» **WHAT IS ASKED**:
Look for the string "Checker" and copy every line that has it.

* START MATERIAL FOR THE TASK *

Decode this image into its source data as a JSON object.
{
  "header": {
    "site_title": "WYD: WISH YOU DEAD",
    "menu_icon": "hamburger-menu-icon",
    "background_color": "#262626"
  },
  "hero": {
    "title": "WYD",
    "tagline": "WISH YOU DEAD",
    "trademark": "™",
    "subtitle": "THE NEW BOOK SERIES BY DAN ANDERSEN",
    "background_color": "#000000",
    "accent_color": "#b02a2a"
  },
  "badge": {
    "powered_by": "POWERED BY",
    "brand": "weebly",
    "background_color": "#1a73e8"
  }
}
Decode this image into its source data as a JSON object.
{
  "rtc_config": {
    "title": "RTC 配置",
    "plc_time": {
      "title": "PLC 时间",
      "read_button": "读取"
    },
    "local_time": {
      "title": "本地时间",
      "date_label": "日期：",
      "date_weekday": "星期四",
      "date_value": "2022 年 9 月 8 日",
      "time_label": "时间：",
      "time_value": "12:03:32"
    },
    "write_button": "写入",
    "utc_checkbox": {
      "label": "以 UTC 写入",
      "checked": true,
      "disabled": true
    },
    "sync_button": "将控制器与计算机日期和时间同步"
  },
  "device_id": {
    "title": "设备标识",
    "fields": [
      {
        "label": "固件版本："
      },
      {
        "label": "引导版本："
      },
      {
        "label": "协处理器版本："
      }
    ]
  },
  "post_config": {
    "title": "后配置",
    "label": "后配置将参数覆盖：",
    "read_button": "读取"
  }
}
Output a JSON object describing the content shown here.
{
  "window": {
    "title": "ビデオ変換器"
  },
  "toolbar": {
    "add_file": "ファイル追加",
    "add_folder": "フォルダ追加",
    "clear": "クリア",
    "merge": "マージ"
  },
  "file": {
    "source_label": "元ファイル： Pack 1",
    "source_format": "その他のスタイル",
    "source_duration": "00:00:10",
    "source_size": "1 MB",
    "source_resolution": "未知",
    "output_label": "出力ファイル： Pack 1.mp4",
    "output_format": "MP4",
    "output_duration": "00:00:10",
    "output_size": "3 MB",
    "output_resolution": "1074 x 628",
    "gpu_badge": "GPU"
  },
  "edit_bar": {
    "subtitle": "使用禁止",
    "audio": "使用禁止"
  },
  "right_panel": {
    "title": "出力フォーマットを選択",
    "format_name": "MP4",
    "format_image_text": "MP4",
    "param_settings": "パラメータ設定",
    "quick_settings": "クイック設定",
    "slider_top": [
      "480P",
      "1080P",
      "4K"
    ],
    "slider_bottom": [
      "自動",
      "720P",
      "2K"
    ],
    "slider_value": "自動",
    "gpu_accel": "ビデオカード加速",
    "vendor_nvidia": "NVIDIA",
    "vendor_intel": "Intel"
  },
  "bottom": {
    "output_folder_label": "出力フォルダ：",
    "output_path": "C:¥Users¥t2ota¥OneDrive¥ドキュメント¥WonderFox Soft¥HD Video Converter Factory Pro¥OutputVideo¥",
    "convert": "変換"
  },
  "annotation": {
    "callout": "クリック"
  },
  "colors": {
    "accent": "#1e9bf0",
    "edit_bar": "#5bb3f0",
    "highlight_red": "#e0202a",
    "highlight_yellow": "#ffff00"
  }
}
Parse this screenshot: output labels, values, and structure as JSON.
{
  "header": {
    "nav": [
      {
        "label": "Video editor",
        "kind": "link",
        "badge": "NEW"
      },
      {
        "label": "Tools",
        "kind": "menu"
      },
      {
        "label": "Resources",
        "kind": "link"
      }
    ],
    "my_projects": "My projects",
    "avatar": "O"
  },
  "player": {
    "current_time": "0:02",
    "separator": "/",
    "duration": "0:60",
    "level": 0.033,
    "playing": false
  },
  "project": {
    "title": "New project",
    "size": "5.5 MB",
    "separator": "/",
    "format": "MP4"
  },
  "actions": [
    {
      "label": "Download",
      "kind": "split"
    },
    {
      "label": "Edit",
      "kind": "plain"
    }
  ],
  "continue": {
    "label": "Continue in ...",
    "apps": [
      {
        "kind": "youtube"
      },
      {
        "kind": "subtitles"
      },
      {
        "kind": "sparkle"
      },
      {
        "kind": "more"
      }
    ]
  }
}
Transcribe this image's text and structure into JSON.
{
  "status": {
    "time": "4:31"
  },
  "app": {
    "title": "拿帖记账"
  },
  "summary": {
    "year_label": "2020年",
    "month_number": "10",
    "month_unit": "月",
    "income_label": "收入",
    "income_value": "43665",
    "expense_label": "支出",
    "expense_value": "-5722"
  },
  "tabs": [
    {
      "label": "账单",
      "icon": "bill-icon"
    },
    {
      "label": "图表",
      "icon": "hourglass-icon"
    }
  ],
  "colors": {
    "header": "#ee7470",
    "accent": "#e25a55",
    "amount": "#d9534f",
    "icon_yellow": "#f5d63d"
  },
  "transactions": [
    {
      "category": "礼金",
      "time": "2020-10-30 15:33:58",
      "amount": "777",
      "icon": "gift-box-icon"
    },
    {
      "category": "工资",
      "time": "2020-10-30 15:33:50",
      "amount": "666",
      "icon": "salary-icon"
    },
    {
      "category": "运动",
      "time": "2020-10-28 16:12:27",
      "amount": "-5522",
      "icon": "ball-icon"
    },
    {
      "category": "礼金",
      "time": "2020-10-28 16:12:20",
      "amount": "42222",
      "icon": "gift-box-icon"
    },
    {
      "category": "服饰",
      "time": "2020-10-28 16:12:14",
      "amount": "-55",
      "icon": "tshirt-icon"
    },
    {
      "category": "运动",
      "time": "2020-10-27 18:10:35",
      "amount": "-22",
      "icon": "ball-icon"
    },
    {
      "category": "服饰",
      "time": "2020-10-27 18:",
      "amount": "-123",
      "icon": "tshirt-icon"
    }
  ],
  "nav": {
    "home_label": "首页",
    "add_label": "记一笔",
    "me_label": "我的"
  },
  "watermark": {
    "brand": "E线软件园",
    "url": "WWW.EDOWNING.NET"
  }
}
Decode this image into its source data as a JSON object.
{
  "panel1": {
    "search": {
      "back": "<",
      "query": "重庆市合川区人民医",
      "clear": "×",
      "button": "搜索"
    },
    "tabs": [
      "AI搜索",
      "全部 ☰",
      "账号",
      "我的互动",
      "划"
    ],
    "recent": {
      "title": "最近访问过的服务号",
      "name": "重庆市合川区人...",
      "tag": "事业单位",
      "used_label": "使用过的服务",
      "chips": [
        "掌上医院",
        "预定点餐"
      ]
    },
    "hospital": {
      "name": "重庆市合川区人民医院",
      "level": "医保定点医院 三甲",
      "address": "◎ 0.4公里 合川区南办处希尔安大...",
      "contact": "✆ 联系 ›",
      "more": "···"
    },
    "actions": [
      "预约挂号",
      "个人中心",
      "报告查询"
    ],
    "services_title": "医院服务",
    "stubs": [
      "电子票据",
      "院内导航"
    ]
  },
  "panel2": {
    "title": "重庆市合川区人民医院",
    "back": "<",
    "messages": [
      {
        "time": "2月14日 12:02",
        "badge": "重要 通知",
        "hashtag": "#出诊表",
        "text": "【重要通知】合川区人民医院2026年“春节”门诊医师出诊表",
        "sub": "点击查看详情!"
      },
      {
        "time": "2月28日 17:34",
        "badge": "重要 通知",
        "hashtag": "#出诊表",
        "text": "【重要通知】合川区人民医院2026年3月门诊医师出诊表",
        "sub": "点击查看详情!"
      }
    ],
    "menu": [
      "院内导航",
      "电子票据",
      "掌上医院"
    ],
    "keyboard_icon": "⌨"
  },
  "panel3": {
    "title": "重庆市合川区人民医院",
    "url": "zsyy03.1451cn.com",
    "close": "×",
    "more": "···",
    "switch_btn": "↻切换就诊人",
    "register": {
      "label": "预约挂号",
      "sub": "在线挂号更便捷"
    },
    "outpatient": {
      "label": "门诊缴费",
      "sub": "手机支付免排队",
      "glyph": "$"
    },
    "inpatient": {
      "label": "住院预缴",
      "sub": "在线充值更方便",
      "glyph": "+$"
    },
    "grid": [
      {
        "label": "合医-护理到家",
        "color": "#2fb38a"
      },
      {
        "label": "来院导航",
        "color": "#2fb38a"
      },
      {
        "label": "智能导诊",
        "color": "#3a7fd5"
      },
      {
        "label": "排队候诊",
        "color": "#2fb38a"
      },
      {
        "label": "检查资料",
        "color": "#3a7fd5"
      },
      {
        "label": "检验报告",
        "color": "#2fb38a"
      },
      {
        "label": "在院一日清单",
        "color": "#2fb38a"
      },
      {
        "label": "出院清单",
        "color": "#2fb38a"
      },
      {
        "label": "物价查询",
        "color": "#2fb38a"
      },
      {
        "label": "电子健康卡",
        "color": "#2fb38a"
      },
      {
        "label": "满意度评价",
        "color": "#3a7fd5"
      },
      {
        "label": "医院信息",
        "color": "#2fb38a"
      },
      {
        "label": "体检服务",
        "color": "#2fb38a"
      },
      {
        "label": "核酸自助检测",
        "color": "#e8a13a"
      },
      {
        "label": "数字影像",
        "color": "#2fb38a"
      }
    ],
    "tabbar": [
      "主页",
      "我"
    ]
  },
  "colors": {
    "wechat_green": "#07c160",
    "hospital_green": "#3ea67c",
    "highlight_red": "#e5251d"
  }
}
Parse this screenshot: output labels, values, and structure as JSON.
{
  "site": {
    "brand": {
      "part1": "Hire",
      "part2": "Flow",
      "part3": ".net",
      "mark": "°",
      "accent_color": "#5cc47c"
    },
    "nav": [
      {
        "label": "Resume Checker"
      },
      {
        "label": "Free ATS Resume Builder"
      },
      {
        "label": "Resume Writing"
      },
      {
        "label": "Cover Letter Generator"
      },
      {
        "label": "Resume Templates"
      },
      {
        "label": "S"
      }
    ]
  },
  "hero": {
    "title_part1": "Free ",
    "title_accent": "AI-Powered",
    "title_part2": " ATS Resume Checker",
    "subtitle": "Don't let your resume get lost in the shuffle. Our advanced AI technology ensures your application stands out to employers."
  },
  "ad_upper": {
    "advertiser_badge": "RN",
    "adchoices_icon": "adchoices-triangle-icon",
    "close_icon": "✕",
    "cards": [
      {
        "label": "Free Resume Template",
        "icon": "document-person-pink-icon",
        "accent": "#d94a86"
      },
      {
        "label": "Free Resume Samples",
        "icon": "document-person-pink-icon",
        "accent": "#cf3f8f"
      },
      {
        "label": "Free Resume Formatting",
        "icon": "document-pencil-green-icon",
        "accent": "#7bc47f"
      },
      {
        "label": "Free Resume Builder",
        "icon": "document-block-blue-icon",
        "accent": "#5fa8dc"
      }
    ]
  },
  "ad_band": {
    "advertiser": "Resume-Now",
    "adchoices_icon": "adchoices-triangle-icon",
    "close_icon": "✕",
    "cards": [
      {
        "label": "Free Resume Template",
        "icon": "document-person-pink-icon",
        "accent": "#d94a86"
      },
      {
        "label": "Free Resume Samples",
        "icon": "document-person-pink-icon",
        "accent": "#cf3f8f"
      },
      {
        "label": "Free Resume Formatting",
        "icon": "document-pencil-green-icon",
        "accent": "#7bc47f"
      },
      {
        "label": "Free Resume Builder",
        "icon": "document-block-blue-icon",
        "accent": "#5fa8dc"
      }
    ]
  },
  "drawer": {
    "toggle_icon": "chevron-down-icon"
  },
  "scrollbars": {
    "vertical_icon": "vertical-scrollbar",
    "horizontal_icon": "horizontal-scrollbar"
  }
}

* END MATERIAL FOR THE TASK *

» **COMPLETE OUTPUT**:
        "label": "Resume Checker"
    "title_part2": " ATS Resume Checker",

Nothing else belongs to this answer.